* **REQUIRED TASK**: Transcribe the material verbatim in full; the pictures do not belong in the copy.

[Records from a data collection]
■ ■ ■ ■ ■

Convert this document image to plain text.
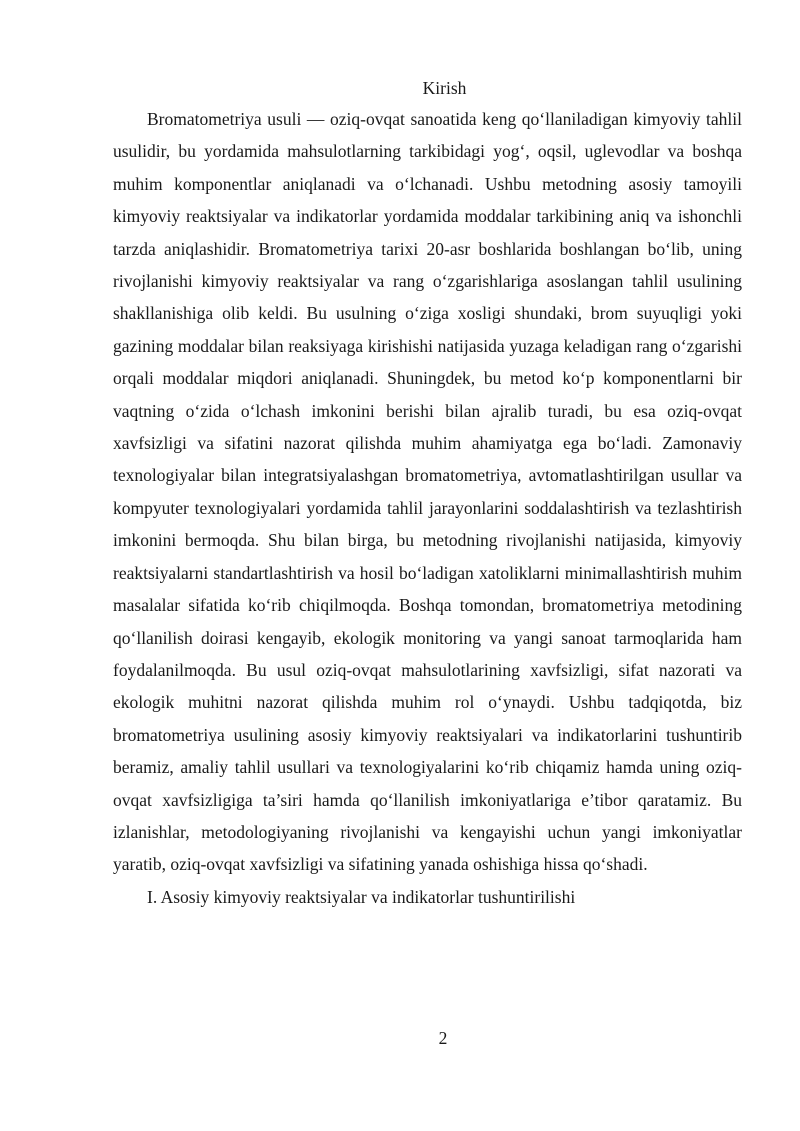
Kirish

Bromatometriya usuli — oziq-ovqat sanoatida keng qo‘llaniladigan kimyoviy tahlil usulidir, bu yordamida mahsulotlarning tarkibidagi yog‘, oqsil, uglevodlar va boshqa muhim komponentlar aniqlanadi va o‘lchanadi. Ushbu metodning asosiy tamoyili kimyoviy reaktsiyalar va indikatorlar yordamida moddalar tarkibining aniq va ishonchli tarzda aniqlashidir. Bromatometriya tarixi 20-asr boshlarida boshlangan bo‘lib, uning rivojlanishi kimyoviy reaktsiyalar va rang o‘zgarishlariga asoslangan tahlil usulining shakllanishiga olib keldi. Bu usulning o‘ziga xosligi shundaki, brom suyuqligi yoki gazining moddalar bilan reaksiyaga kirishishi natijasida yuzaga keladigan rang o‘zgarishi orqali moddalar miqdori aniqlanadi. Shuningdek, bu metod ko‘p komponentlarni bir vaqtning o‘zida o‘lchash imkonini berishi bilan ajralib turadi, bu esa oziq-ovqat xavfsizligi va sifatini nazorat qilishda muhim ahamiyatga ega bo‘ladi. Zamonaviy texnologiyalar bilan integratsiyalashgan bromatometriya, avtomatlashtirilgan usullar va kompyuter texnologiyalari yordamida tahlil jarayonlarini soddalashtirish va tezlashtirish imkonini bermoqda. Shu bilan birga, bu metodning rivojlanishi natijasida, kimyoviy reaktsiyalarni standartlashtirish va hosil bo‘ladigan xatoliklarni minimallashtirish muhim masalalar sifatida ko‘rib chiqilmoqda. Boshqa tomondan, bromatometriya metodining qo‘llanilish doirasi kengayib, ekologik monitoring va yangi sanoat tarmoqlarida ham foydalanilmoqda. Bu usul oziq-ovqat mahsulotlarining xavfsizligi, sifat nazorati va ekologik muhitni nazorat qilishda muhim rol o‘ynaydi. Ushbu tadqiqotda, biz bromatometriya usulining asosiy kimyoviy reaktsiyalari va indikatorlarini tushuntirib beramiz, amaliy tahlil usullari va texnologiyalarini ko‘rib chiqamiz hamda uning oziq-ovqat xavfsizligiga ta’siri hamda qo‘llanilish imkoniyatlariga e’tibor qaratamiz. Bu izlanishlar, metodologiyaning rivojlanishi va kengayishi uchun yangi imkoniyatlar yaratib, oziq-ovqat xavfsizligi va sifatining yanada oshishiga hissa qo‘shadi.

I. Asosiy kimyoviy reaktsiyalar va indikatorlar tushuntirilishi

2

■ ■ ■ ■ ■

* **RESULT FOR THIS TASK**:
Convert this document image to plain text.
Kirish

Bromatometriya usuli — oziq-ovqat sanoatida keng qo‘llaniladigan kimyoviy tahlil usulidir, bu yordamida mahsulotlarning tarkibidagi yog‘, oqsil, uglevodlar va boshqa muhim komponentlar aniqlanadi va o‘lchanadi. Ushbu metodning asosiy tamoyili kimyoviy reaktsiyalar va indikatorlar yordamida moddalar tarkibining aniq va ishonchli tarzda aniqlashidir. Bromatometriya tarixi 20-asr boshlarida boshlangan bo‘lib, uning rivojlanishi kimyoviy reaktsiyalar va rang o‘zgarishlariga asoslangan tahlil usulining shakllanishiga olib keldi. Bu usulning o‘ziga xosligi shundaki, brom suyuqligi yoki gazining moddalar bilan reaksiyaga kirishishi natijasida yuzaga keladigan rang o‘zgarishi orqali moddalar miqdori aniqlanadi. Shuningdek, bu metod ko‘p komponentlarni bir vaqtning o‘zida o‘lchash imkonini berishi bilan ajralib turadi, bu esa oziq-ovqat xavfsizligi va sifatini nazorat qilishda muhim ahamiyatga ega bo‘ladi. Zamonaviy texnologiyalar bilan integratsiyalashgan bromatometriya, avtomatlashtirilgan usullar va kompyuter texnologiyalari yordamida tahlil jarayonlarini soddalashtirish va tezlashtirish imkonini bermoqda. Shu bilan birga, bu metodning rivojlanishi natijasida, kimyoviy reaktsiyalarni standartlashtirish va hosil bo‘ladigan xatoliklarni minimallashtirish muhim masalalar sifatida ko‘rib chiqilmoqda. Boshqa tomondan, bromatometriya metodining qo‘llanilish doirasi kengayib, ekologik monitoring va yangi sanoat tarmoqlarida ham foydalanilmoqda. Bu usul oziq-ovqat mahsulotlarining xavfsizligi, sifat nazorati va ekologik muhitni nazorat qilishda muhim rol o‘ynaydi. Ushbu tadqiqotda, biz bromatometriya usulining asosiy kimyoviy reaktsiyalari va indikatorlarini tushuntirib beramiz, amaliy tahlil usullari va texnologiyalarini ko‘rib chiqamiz hamda uning oziq-ovqat xavfsizligiga ta’siri hamda qo‘llanilish imkoniyatlariga e’tibor qaratamiz. Bu izlanishlar, metodologiyaning rivojlanishi va kengayishi uchun yangi imkoniyatlar yaratib, oziq-ovqat xavfsizligi va sifatining yanada oshishiga hissa qo‘shadi.

I. Asosiy kimyoviy reaktsiyalar va indikatorlar tushuntirilishi

2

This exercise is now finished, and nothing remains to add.